── Record extracts ──

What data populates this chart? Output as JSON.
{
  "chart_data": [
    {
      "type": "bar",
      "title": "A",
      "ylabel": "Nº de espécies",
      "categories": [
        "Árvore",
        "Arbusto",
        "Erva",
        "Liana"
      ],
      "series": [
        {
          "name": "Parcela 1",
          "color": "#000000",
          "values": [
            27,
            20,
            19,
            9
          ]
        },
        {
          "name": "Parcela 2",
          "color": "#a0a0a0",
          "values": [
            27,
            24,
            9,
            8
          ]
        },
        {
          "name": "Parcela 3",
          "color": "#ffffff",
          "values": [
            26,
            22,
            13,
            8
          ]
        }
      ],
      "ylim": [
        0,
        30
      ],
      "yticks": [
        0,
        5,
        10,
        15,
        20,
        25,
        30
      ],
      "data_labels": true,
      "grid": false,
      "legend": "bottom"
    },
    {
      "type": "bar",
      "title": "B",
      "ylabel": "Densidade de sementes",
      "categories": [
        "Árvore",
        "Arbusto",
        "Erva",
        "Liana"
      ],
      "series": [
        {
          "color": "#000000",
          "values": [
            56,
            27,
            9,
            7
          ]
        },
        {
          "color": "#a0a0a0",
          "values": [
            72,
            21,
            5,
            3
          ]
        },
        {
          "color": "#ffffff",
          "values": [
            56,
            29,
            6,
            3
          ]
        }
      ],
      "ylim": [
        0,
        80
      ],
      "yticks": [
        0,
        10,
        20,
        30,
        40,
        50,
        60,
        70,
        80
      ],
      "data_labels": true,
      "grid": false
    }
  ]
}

───

Your task is to repeat the data exactly; please include every line.

Exercise output:
What data populates this chart? Output as JSON.
{
  "chart_data": [
    {
      "type": "bar",
      "title": "A",
      "ylabel": "Nº de espécies",
      "categories": [
        "Árvore",
        "Arbusto",
        "Erva",
        "Liana"
      ],
      "series": [
        {
          "name": "Parcela 1",
          "color": "#000000",
          "values": [
            27,
            20,
            19,
            9
          ]
        },
        {
          "name": "Parcela 2",
          "color": "#a0a0a0",
          "values": [
            27,
            24,
            9,
            8
          ]
        },
        {
          "name": "Parcela 3",
          "color": "#ffffff",
          "values": [
            26,
            22,
            13,
            8
          ]
        }
      ],
      "ylim": [
        0,
        30
      ],
      "yticks": [
        0,
        5,
        10,
        15,
        20,
        25,
        30
      ],
      "data_labels": true,
      "grid": false,
      "legend": "bottom"
    },
    {
      "type": "bar",
      "title": "B",
      "ylabel": "Densidade de sementes",
      "categories": [
        "Árvore",
        "Arbusto",
        "Erva",
        "Liana"
      ],
      "series": [
        {
          "color": "#000000",
          "values": [
            56,
            27,
            9,
            7
          ]
        },
        {
          "color": "#a0a0a0",
          "values": [
            72,
            21,
            5,
            3
          ]
        },
        {
          "color": "#ffffff",
          "values": [
            56,
            29,
            6,
            3
          ]
        }
      ],
      "ylim": [
        0,
        80
      ],
      "yticks": [
        0,
        10,
        20,
        30,
        40,
        50,
        60,
        70,
        80
      ],
      "data_labels": true,
      "grid": false
    }
  ]
}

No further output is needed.